- _Stored rows_:
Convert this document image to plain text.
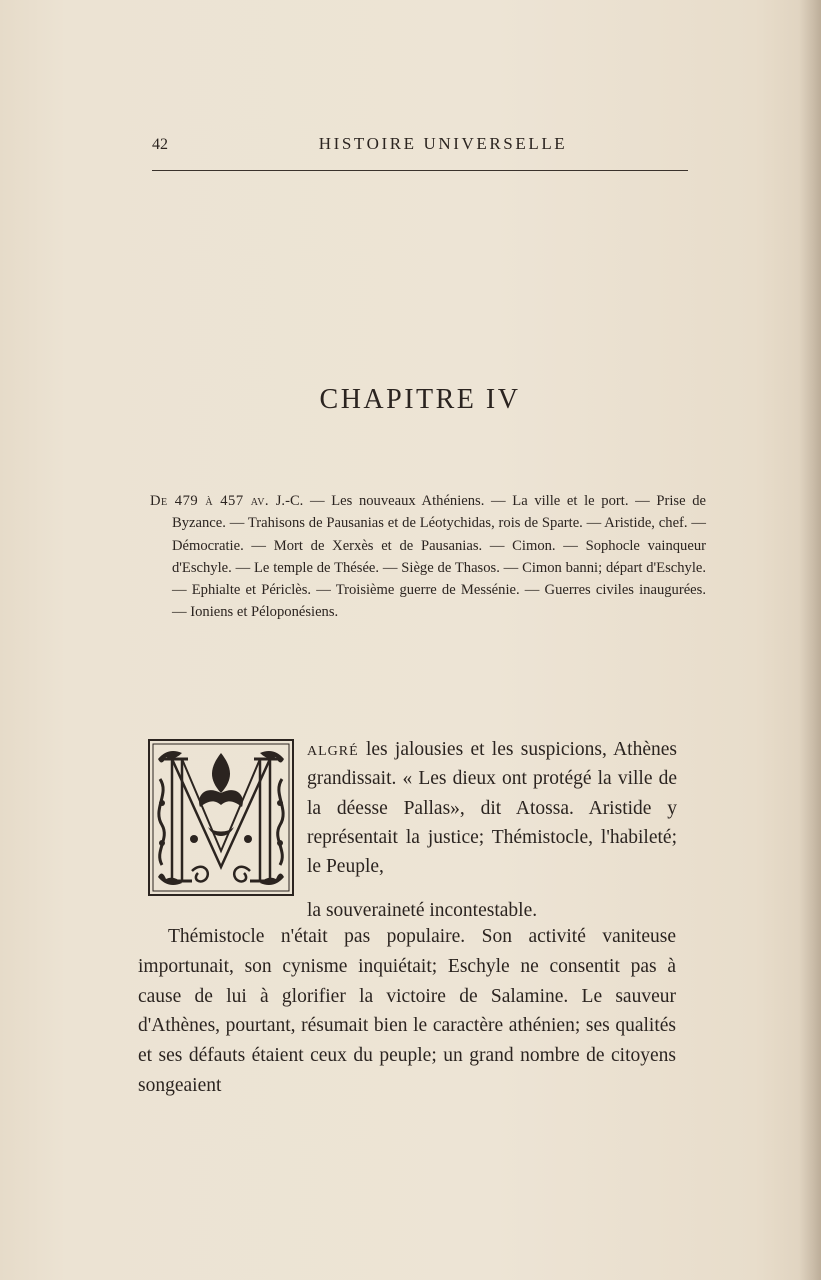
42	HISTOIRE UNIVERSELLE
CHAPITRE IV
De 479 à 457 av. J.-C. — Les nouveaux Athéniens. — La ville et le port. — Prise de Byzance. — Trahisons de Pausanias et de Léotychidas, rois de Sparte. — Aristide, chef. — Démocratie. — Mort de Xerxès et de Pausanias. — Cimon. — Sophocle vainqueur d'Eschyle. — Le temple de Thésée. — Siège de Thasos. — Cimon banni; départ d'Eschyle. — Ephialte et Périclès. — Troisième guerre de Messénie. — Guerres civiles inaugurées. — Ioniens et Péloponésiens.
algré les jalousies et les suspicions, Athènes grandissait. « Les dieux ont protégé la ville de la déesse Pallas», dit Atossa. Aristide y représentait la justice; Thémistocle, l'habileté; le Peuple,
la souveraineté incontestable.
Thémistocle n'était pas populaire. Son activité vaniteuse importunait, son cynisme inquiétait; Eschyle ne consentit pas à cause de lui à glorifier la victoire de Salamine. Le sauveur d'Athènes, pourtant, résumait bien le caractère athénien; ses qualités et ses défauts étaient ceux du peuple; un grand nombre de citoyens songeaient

==

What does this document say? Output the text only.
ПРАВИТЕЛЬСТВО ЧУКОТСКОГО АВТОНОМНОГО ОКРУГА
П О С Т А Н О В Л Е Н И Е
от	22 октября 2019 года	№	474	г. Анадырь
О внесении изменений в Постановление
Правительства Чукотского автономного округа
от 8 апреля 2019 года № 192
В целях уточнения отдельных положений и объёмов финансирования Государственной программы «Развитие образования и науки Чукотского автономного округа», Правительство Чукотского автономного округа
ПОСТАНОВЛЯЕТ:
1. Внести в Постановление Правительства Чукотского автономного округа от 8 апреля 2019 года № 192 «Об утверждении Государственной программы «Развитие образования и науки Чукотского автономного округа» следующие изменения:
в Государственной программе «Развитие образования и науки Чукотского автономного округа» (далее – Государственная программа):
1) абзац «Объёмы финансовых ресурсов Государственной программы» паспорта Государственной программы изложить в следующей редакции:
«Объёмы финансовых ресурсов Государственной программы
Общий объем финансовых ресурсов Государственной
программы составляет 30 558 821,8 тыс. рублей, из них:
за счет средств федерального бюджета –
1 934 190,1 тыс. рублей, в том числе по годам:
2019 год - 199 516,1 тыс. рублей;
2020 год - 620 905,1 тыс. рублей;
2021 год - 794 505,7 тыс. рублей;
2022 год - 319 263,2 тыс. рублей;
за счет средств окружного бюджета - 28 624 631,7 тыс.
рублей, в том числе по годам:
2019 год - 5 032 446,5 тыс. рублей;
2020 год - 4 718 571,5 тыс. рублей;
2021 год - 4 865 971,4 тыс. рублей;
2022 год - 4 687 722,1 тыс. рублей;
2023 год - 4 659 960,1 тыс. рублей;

* * *

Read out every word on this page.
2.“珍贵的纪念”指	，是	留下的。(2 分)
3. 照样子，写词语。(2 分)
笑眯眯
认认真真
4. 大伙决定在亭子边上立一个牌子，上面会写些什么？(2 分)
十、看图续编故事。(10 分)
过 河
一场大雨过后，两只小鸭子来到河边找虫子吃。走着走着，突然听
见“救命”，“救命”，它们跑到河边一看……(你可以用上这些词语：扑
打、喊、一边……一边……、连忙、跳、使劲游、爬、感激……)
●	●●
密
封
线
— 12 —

- _The exercise_: How many lines of the data hold the string "образования"? Reply with the number alone.

- _Result of the task_: 3